## Task statement
Please say how many lines of the listing hold "svck", with no other words in the answer.
— START —
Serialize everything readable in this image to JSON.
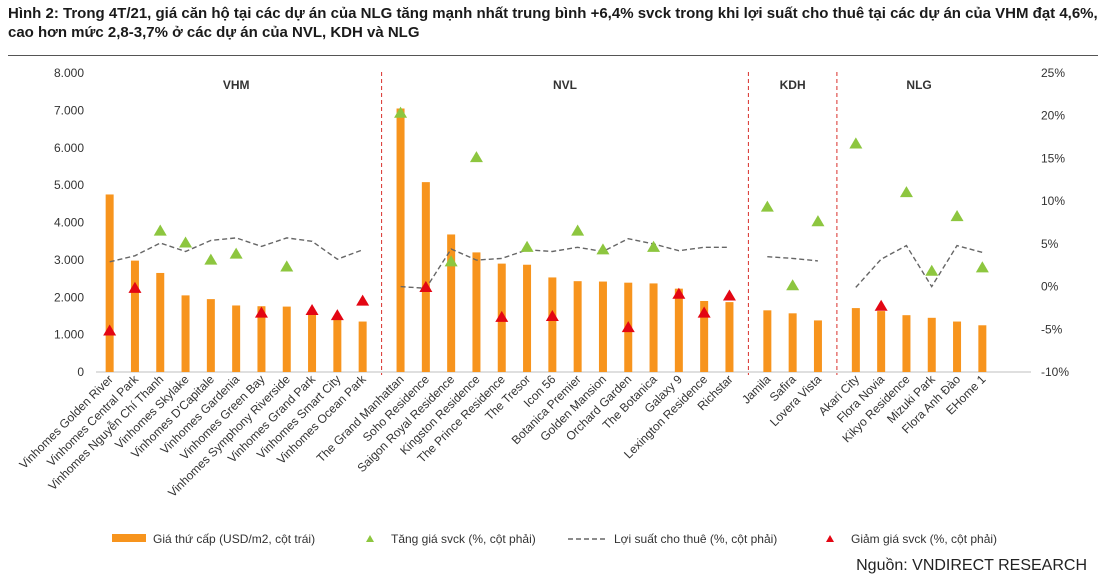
{
  "title": "Hình 2: Trong 4T/21, giá căn hộ tại các dự án của NLG tăng mạnh nhất trung bình +6,4% svck trong khi lợi suất cho thuê tại các dự án của VHM đạt 4,6%, cao hơn mức 2,8-3,7% ở các dự án của NVL, KDH và NLG",
  "source": "Nguồn: VNDIRECT RESEARCH",
  "colors": {
    "bar": "#F7941D",
    "increase": "#8DC63F",
    "decrease": "#E30613",
    "yield_line": "#666666",
    "group_divider": "#D9302B",
    "axis_text": "#333333"
  },
  "chart_data": {
    "type": "bar",
    "y_left": {
      "min": 0,
      "max": 8000,
      "ticks": [
        "0",
        "1.000",
        "2.000",
        "3.000",
        "4.000",
        "5.000",
        "6.000",
        "7.000",
        "8.000"
      ]
    },
    "y_right": {
      "min": -10,
      "max": 25,
      "ticks": [
        "-10%",
        "-5%",
        "0%",
        "5%",
        "10%",
        "15%",
        "20%",
        "25%"
      ]
    },
    "groups": [
      {
        "name": "VHM",
        "projects": [
          {
            "name": "Vinhomes Golden River",
            "price": 4750,
            "change": -5.2,
            "yield": 2.9
          },
          {
            "name": "Vinhomes Central Park",
            "price": 2980,
            "change": -0.2,
            "yield": 3.6
          },
          {
            "name": "Vinhomes Nguyễn Chí Thanh",
            "price": 2650,
            "change": 6.5,
            "yield": 5.1
          },
          {
            "name": "Vinhomes Skylake",
            "price": 2050,
            "change": 5.1,
            "yield": 4.1
          },
          {
            "name": "Vinhomes D'Capitale",
            "price": 1950,
            "change": 3.1,
            "yield": 5.4
          },
          {
            "name": "Vinhomes Gardenia",
            "price": 1780,
            "change": 3.8,
            "yield": 5.7
          },
          {
            "name": "Vinhomes Green Bay",
            "price": 1760,
            "change": -3.1,
            "yield": 4.7
          },
          {
            "name": "Vinhomes Symphony Riverside",
            "price": 1750,
            "change": 2.3,
            "yield": 5.7
          },
          {
            "name": "Vinhomes Grand Park",
            "price": 1590,
            "change": -2.8,
            "yield": 5.3
          },
          {
            "name": "Vinhomes Smart City",
            "price": 1420,
            "change": -3.4,
            "yield": 3.2
          },
          {
            "name": "Vinhomes Ocean Park",
            "price": 1350,
            "change": -1.7,
            "yield": 4.3
          }
        ]
      },
      {
        "name": "NVL",
        "projects": [
          {
            "name": "The Grand Manhattan",
            "price": 7050,
            "change": 20.3,
            "yield": 0.0
          },
          {
            "name": "Soho Residence",
            "price": 5080,
            "change": -0.1,
            "yield": -0.2
          },
          {
            "name": "Saigon Royal Residence",
            "price": 3680,
            "change": 2.9,
            "yield": 4.4
          },
          {
            "name": "Kingston Residence",
            "price": 3200,
            "change": 15.1,
            "yield": 3.1
          },
          {
            "name": "The Prince Residence",
            "price": 2900,
            "change": -3.6,
            "yield": 3.3
          },
          {
            "name": "The Tresor",
            "price": 2870,
            "change": 4.6,
            "yield": 4.3
          },
          {
            "name": "Icon 56",
            "price": 2530,
            "change": -3.5,
            "yield": 4.1
          },
          {
            "name": "Botanica Premier",
            "price": 2430,
            "change": 6.5,
            "yield": 4.6
          },
          {
            "name": "Golden Mansion",
            "price": 2420,
            "change": 4.3,
            "yield": 4.1
          },
          {
            "name": "Orchard Garden",
            "price": 2390,
            "change": -4.8,
            "yield": 5.6
          },
          {
            "name": "The Botanica",
            "price": 2370,
            "change": 4.6,
            "yield": 5.0
          },
          {
            "name": "Galaxy 9",
            "price": 2230,
            "change": -0.9,
            "yield": 4.2
          },
          {
            "name": "Lexington Residence",
            "price": 1900,
            "change": -3.1,
            "yield": 4.6
          },
          {
            "name": "Richstar",
            "price": 1870,
            "change": -1.1,
            "yield": 4.6
          }
        ]
      },
      {
        "name": "KDH",
        "projects": [
          {
            "name": "Jamila",
            "price": 1650,
            "change": 9.3,
            "yield": 3.5
          },
          {
            "name": "Safira",
            "price": 1570,
            "change": 0.1,
            "yield": 3.3
          },
          {
            "name": "Lovera Vista",
            "price": 1380,
            "change": 7.6,
            "yield": 3.0
          }
        ]
      },
      {
        "name": "NLG",
        "projects": [
          {
            "name": "Akari City",
            "price": 1710,
            "change": 16.7,
            "yield": -0.1
          },
          {
            "name": "Flora Novia",
            "price": 1630,
            "change": -2.3,
            "yield": 3.2
          },
          {
            "name": "Kikyo Residence",
            "price": 1520,
            "change": 11.0,
            "yield": 4.8
          },
          {
            "name": "Mizuki Park",
            "price": 1450,
            "change": 1.8,
            "yield": 0.0
          },
          {
            "name": "Flora Anh Đào",
            "price": 1350,
            "change": 8.2,
            "yield": 4.8
          },
          {
            "name": "EHome 1",
            "price": 1250,
            "change": 2.2,
            "yield": 4.0
          }
        ]
      }
    ],
    "legend": [
      {
        "key": "price",
        "label": "Giá thứ cấp (USD/m2, cột trái)"
      },
      {
        "key": "increase",
        "label": "Tăng giá svck (%, cột phải)"
      },
      {
        "key": "yield",
        "label": "Lợi suất cho thuê (%, cột phải)"
      },
      {
        "key": "decrease",
        "label": "Giảm giá svck (%, cột phải)"
      }
    ],
    "legend_position": "bottom"
  }
}
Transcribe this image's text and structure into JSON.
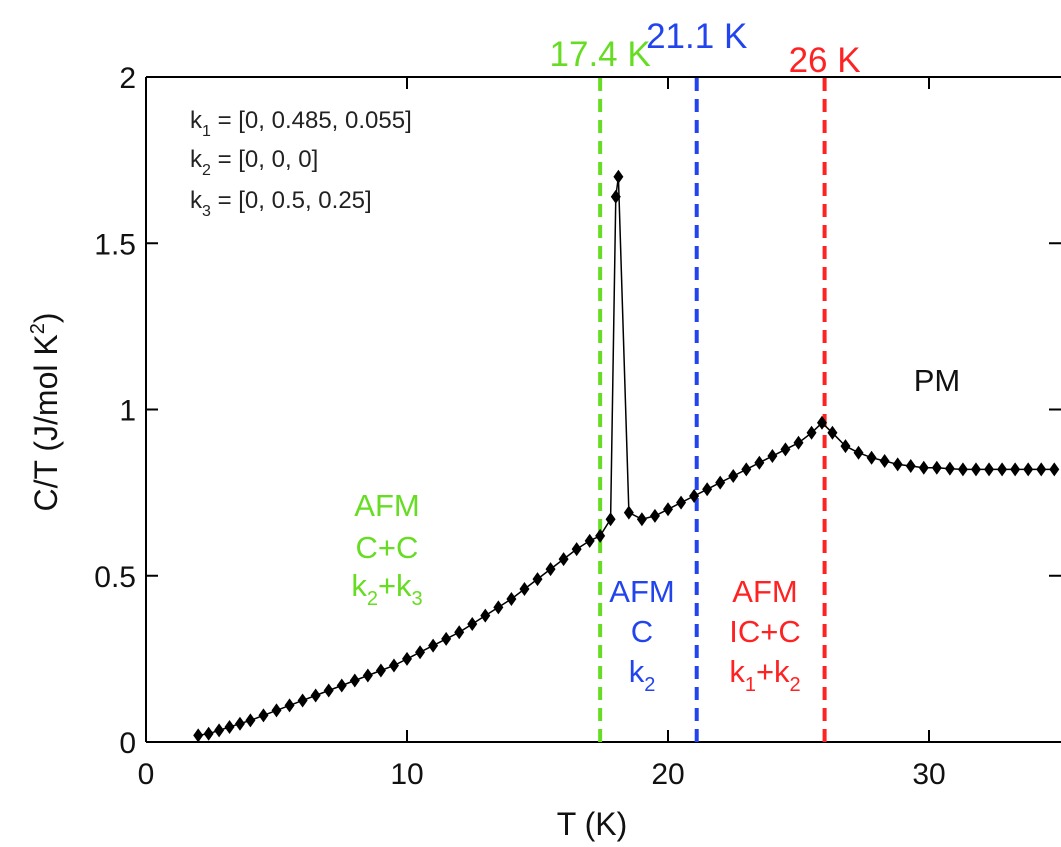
{
  "chart_data": {
    "type": "scatter",
    "xlabel": "T (K)",
    "ylabel": "C/T (J/mol K²)",
    "xlim": [
      0,
      35
    ],
    "ylim": [
      0,
      2
    ],
    "x_ticks": [
      "0",
      "10",
      "20",
      "30"
    ],
    "y_ticks": [
      "0",
      "0.5",
      "1",
      "1.5",
      "2"
    ],
    "grid": false,
    "colors": {
      "data": "#000000",
      "t1": "#66dd22",
      "t2": "#2244ee",
      "t3": "#ff2222"
    },
    "series": [
      {
        "x": [
          2.0,
          2.4,
          2.8,
          3.2,
          3.6,
          4.0,
          4.5,
          5.0,
          5.5,
          6.0,
          6.5,
          7.0,
          7.5,
          8.0,
          8.5,
          9.0,
          9.5,
          10.0,
          10.5,
          11.0,
          11.5,
          12.0,
          12.5,
          13.0,
          13.5,
          14.0,
          14.5,
          15.0,
          15.5,
          16.0,
          16.5,
          17.0,
          17.4,
          17.8,
          18.0,
          18.1,
          18.5,
          19.0,
          19.5,
          20.0,
          20.5,
          21.0,
          21.5,
          22.0,
          22.5,
          23.0,
          23.5,
          24.0,
          24.5,
          25.0,
          25.5,
          25.9,
          26.3,
          26.8,
          27.3,
          27.8,
          28.3,
          28.8,
          29.3,
          29.8,
          30.3,
          30.8,
          31.3,
          31.8,
          32.3,
          32.8,
          33.3,
          33.8,
          34.3,
          34.8
        ],
        "y": [
          0.02,
          0.025,
          0.035,
          0.045,
          0.055,
          0.065,
          0.08,
          0.095,
          0.11,
          0.125,
          0.14,
          0.155,
          0.17,
          0.185,
          0.2,
          0.215,
          0.23,
          0.25,
          0.27,
          0.29,
          0.31,
          0.33,
          0.355,
          0.38,
          0.405,
          0.43,
          0.46,
          0.49,
          0.52,
          0.55,
          0.58,
          0.605,
          0.62,
          0.67,
          1.64,
          1.7,
          0.69,
          0.67,
          0.68,
          0.7,
          0.72,
          0.74,
          0.76,
          0.78,
          0.8,
          0.82,
          0.84,
          0.86,
          0.88,
          0.9,
          0.93,
          0.96,
          0.93,
          0.89,
          0.87,
          0.855,
          0.845,
          0.835,
          0.83,
          0.825,
          0.825,
          0.822,
          0.82,
          0.82,
          0.82,
          0.82,
          0.82,
          0.82,
          0.82,
          0.82
        ]
      }
    ],
    "transitions": [
      {
        "x": 17.4,
        "label": "17.4 K",
        "color": "#66dd22"
      },
      {
        "x": 21.1,
        "label": "21.1 K",
        "color": "#2244ee"
      },
      {
        "x": 26,
        "label": "26 K",
        "color": "#ff2222"
      }
    ],
    "k_vectors": [
      {
        "k": "k",
        "sub": "1",
        "value": " = [0, 0.485, 0.055]"
      },
      {
        "k": "k",
        "sub": "2",
        "value": " = [0, 0, 0]"
      },
      {
        "k": "k",
        "sub": "3",
        "value": " = [0, 0.5, 0.25]"
      }
    ],
    "phases": {
      "pm": "PM",
      "green": {
        "line1": "AFM",
        "line2": "C+C",
        "k_a": "k",
        "sub_a": "2",
        "plus": "+k",
        "sub_b": "3"
      },
      "blue": {
        "line1": "AFM",
        "line2": "C",
        "k_a": "k",
        "sub_a": "2"
      },
      "red": {
        "line1": "AFM",
        "line2": "IC+C",
        "k_a": "k",
        "sub_a": "1",
        "plus": "+k",
        "sub_b": "2"
      }
    }
  }
}
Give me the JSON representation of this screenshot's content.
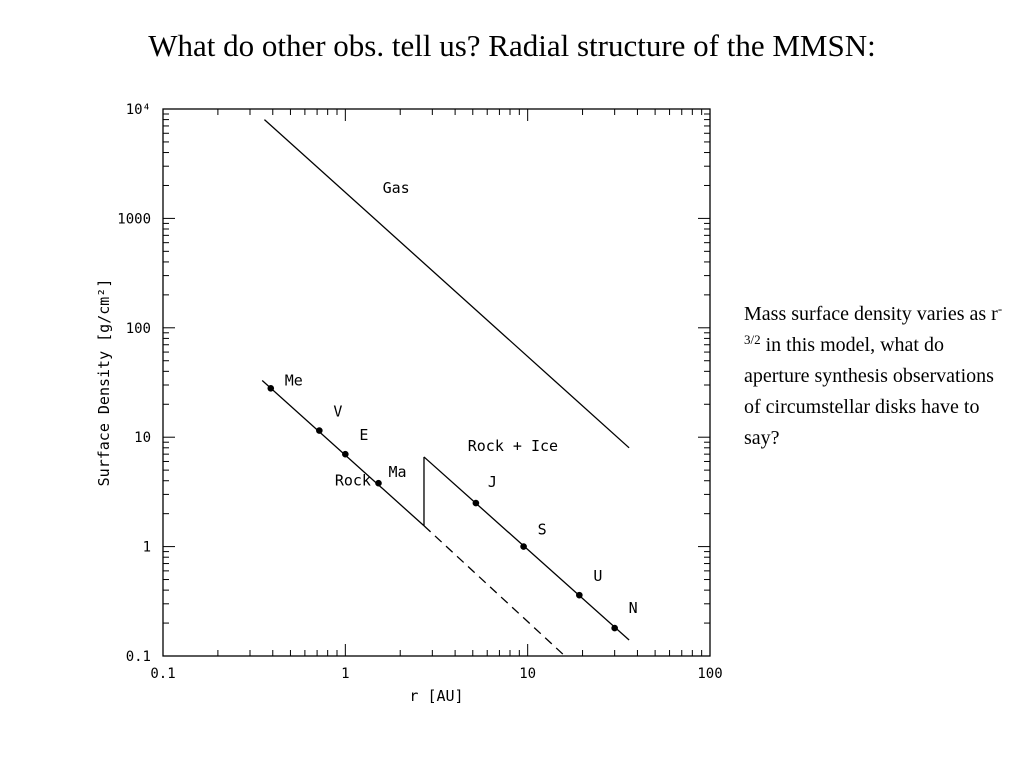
{
  "slide": {
    "title": "What do other obs. tell us? Radial structure of the MMSN:",
    "note_before": "Mass surface density varies as r",
    "note_exponent": "-3/2",
    "note_after": " in this model, what do aperture synthesis observations of circumstellar disks have to say?"
  },
  "chart_data": {
    "type": "line",
    "title": "",
    "xlabel": "r [AU]",
    "ylabel": "Surface Density [g/cm²]",
    "xscale": "log",
    "yscale": "log",
    "xlim": [
      0.1,
      100
    ],
    "ylim": [
      0.1,
      10000
    ],
    "x_ticks": [
      {
        "value": 0.1,
        "label": "0.1"
      },
      {
        "value": 1,
        "label": "1"
      },
      {
        "value": 10,
        "label": "10"
      },
      {
        "value": 100,
        "label": "100"
      }
    ],
    "y_ticks": [
      {
        "value": 0.1,
        "label": "0.1"
      },
      {
        "value": 1,
        "label": "1"
      },
      {
        "value": 10,
        "label": "10"
      },
      {
        "value": 100,
        "label": "100"
      },
      {
        "value": 1000,
        "label": "1000"
      },
      {
        "value": 10000,
        "label": "10⁴"
      }
    ],
    "grid": false,
    "series": [
      {
        "name": "Gas",
        "style": "solid",
        "points": [
          [
            0.36,
            8000
          ],
          [
            36,
            8.0
          ]
        ]
      },
      {
        "name": "Rock",
        "style": "solid",
        "points": [
          [
            0.35,
            33
          ],
          [
            2.7,
            1.55
          ]
        ]
      },
      {
        "name": "",
        "style": "dashed",
        "points": [
          [
            2.7,
            1.55
          ],
          [
            16,
            0.1
          ]
        ]
      },
      {
        "name": "",
        "style": "solid",
        "points": [
          [
            2.7,
            1.55
          ],
          [
            2.7,
            6.6
          ]
        ]
      },
      {
        "name": "Rock + Ice",
        "style": "solid",
        "points": [
          [
            2.7,
            6.6
          ],
          [
            36,
            0.14
          ]
        ]
      }
    ],
    "annotations": [
      {
        "text": "Gas",
        "x": 1.9,
        "y": 1700
      },
      {
        "text": "Rock",
        "x": 1.1,
        "y": 3.6
      },
      {
        "text": "Rock + Ice",
        "x": 8.3,
        "y": 7.5
      }
    ],
    "planets": [
      {
        "label": "Me",
        "x": 0.39,
        "y": 28
      },
      {
        "label": "V",
        "x": 0.72,
        "y": 11.5
      },
      {
        "label": "E",
        "x": 1.0,
        "y": 7.0
      },
      {
        "label": "Ma",
        "x": 1.52,
        "y": 3.8
      },
      {
        "label": "J",
        "x": 5.2,
        "y": 2.5
      },
      {
        "label": "S",
        "x": 9.5,
        "y": 1.0
      },
      {
        "label": "U",
        "x": 19.2,
        "y": 0.36
      },
      {
        "label": "N",
        "x": 30,
        "y": 0.18
      }
    ]
  }
}
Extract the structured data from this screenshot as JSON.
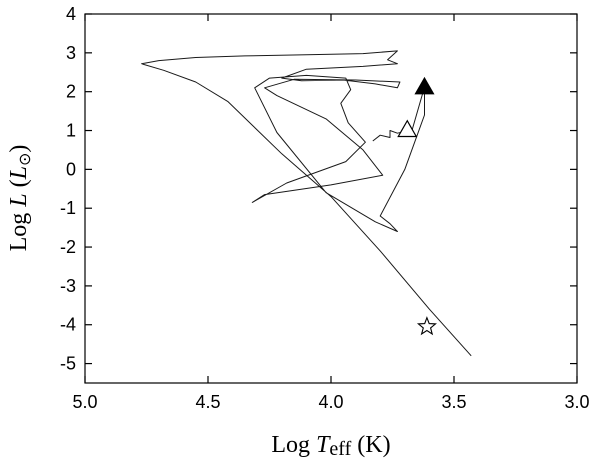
{
  "chart_data": {
    "type": "line",
    "xlabel": "Log Teff (K)",
    "xlabel_parts": {
      "prefix": "Log ",
      "symbol": "T",
      "sub": "eff",
      "suffix": " (K)"
    },
    "ylabel": "Log L (L⊙)",
    "ylabel_parts": {
      "prefix": "Log ",
      "symbol": "L",
      "open": " (",
      "sym2": "L",
      "sub": "⊙",
      "close": ")"
    },
    "xlim": [
      5.0,
      3.0
    ],
    "ylim": [
      -5.5,
      4.0
    ],
    "x_ticks": [
      5.0,
      4.5,
      4.0,
      3.5,
      3.0
    ],
    "x_tick_labels": [
      "5.0",
      "4.5",
      "4.0",
      "3.5",
      "3.0"
    ],
    "y_ticks": [
      4,
      3,
      2,
      1,
      0,
      -1,
      -2,
      -3,
      -4,
      -5
    ],
    "y_tick_labels": [
      "4",
      "3",
      "2",
      "1",
      "0",
      "-1",
      "-2",
      "-3",
      "-4",
      "-5"
    ],
    "grid": false,
    "series": [
      {
        "x": [
          3.43,
          3.6,
          3.8,
          4.0,
          4.2,
          4.42,
          4.55,
          4.68,
          4.76,
          4.77,
          4.7,
          4.55,
          4.35,
          4.1,
          3.87,
          3.73,
          3.77,
          3.73,
          3.87,
          4.1,
          4.2,
          4.12,
          3.95,
          3.82,
          3.73,
          3.72,
          3.9,
          4.15,
          4.27,
          4.22,
          4.02,
          3.87,
          3.79,
          4.0,
          4.27,
          4.32,
          4.18,
          3.94,
          3.86,
          3.93,
          3.96,
          3.92,
          3.94,
          4.1,
          4.25,
          4.31,
          4.22,
          4.02,
          3.82,
          3.73,
          3.76,
          3.8,
          3.7,
          3.62,
          3.62,
          3.67,
          3.73,
          3.76,
          3.76,
          3.8,
          3.83
        ],
        "y": [
          -4.8,
          -3.6,
          -2.1,
          -0.7,
          0.4,
          1.75,
          2.25,
          2.55,
          2.7,
          2.72,
          2.8,
          2.88,
          2.92,
          2.95,
          2.98,
          3.05,
          2.82,
          2.72,
          2.65,
          2.58,
          2.35,
          2.28,
          2.3,
          2.2,
          2.1,
          2.25,
          2.3,
          2.32,
          2.1,
          1.9,
          1.3,
          0.5,
          -0.15,
          -0.4,
          -0.65,
          -0.85,
          -0.35,
          0.2,
          0.7,
          1.2,
          1.7,
          2.05,
          2.35,
          2.42,
          2.35,
          2.1,
          0.95,
          -0.6,
          -1.35,
          -1.6,
          -1.4,
          -1.2,
          0.0,
          1.4,
          2.12,
          1.02,
          0.93,
          1.0,
          0.82,
          0.88,
          0.73
        ]
      }
    ],
    "markers": [
      {
        "name": "filled-triangle",
        "shape": "triangle",
        "filled": true,
        "x": 3.62,
        "y": 2.12
      },
      {
        "name": "open-triangle",
        "shape": "triangle",
        "filled": false,
        "x": 3.69,
        "y": 1.02
      },
      {
        "name": "open-star",
        "shape": "star",
        "filled": false,
        "x": 3.61,
        "y": -4.05
      }
    ]
  }
}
— END —
## Answer to the task
3